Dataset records
================================

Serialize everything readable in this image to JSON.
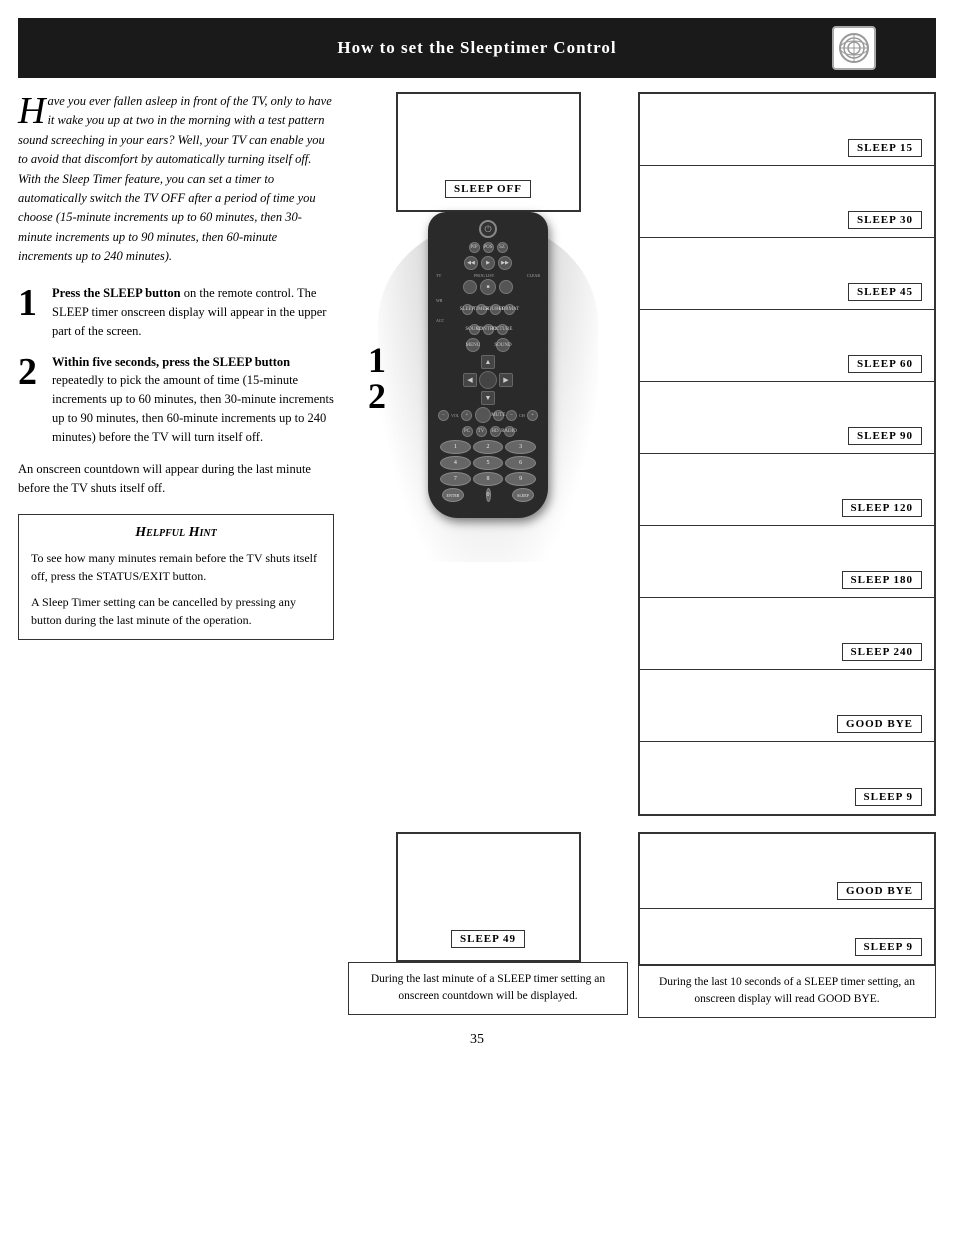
{
  "header": {
    "title": "How to set the Sleeptimer Control"
  },
  "intro": {
    "drop_cap": "H",
    "text": "ave you ever fallen asleep in front of the TV, only to have it wake you up at two in the morning with a test pattern sound screeching in your ears?  Well, your TV can enable you to avoid that discomfort by automatically turning itself off. With the Sleep Timer feature, you can set a timer to automatically switch the TV OFF after a period of time you choose (15-minute increments up to 60 minutes, then 30-minute increments up to 90 minutes, then 60-minute increments up to 240 minutes)."
  },
  "steps": [
    {
      "num": "1",
      "text_html": "Press the SLEEP button on the remote control.  The SLEEP timer onscreen display will appear in the upper part of the screen."
    },
    {
      "num": "2",
      "text_html": "Within five seconds, press the SLEEP button repeatedly to pick the amount of time (15-minute increments up to 60 minutes, then 30-minute increments up to 90 minutes, then 60-minute increments up to 240 minutes) before the TV will turn itself off."
    }
  ],
  "countdown_note": "An onscreen countdown will appear during the last minute before the TV shuts itself off.",
  "hint": {
    "title": "Helpful Hint",
    "lines": [
      "To see how many minutes remain before the TV shuts itself off, press the STATUS/EXIT button.",
      "A Sleep Timer setting can be cancelled by pressing any button during the last minute of the operation."
    ]
  },
  "screens": {
    "top_label": "SLEEP  OFF",
    "bottom_label": "SLEEP  49",
    "bottom_right_label": "GOOD  BYE",
    "bottom_right_label2": "SLEEP  9"
  },
  "sleep_panels": [
    {
      "label": "SLEEP  15"
    },
    {
      "label": "SLEEP  30"
    },
    {
      "label": "SLEEP  45"
    },
    {
      "label": "SLEEP  60"
    },
    {
      "label": "SLEEP  90"
    },
    {
      "label": "SLEEP  120"
    },
    {
      "label": "SLEEP  180"
    },
    {
      "label": "SLEEP  240"
    },
    {
      "label": "GOOD  BYE"
    },
    {
      "label": "SLEEP  9"
    }
  ],
  "captions": {
    "bottom_left": "During the last minute of a SLEEP timer setting an onscreen countdown will be displayed.",
    "bottom_right": "During the last 10 seconds of a SLEEP timer setting, an onscreen display will read GOOD BYE."
  },
  "page_number": "35"
}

================================

TO BE DONE: Return the material word for word. Pictures are not part of the copy.

SOLVED EXERCISE:
Serialize everything readable in this image to JSON.
{
  "header": {
    "title": "How to set the Sleeptimer Control"
  },
  "intro": {
    "drop_cap": "H",
    "text": "ave you ever fallen asleep in front of the TV, only to have it wake you up at two in the morning with a test pattern sound screeching in your ears?  Well, your TV can enable you to avoid that discomfort by automatically turning itself off. With the Sleep Timer feature, you can set a timer to automatically switch the TV OFF after a period of time you choose (15-minute increments up to 60 minutes, then 30-minute increments up to 90 minutes, then 60-minute increments up to 240 minutes)."
  },
  "steps": [
    {
      "num": "1",
      "text_html": "Press the SLEEP button on the remote control.  The SLEEP timer onscreen display will appear in the upper part of the screen."
    },
    {
      "num": "2",
      "text_html": "Within five seconds, press the SLEEP button repeatedly to pick the amount of time (15-minute increments up to 60 minutes, then 30-minute increments up to 90 minutes, then 60-minute increments up to 240 minutes) before the TV will turn itself off."
    }
  ],
  "countdown_note": "An onscreen countdown will appear during the last minute before the TV shuts itself off.",
  "hint": {
    "title": "Helpful Hint",
    "lines": [
      "To see how many minutes remain before the TV shuts itself off, press the STATUS/EXIT button.",
      "A Sleep Timer setting can be cancelled by pressing any button during the last minute of the operation."
    ]
  },
  "screens": {
    "top_label": "SLEEP  OFF",
    "bottom_label": "SLEEP  49",
    "bottom_right_label": "GOOD  BYE",
    "bottom_right_label2": "SLEEP  9"
  },
  "sleep_panels": [
    {
      "label": "SLEEP  15"
    },
    {
      "label": "SLEEP  30"
    },
    {
      "label": "SLEEP  45"
    },
    {
      "label": "SLEEP  60"
    },
    {
      "label": "SLEEP  90"
    },
    {
      "label": "SLEEP  120"
    },
    {
      "label": "SLEEP  180"
    },
    {
      "label": "SLEEP  240"
    },
    {
      "label": "GOOD  BYE"
    },
    {
      "label": "SLEEP  9"
    }
  ],
  "captions": {
    "bottom_left": "During the last minute of a SLEEP timer setting an onscreen countdown will be displayed.",
    "bottom_right": "During the last 10 seconds of a SLEEP timer setting, an onscreen display will read GOOD BYE."
  },
  "page_number": "35"
}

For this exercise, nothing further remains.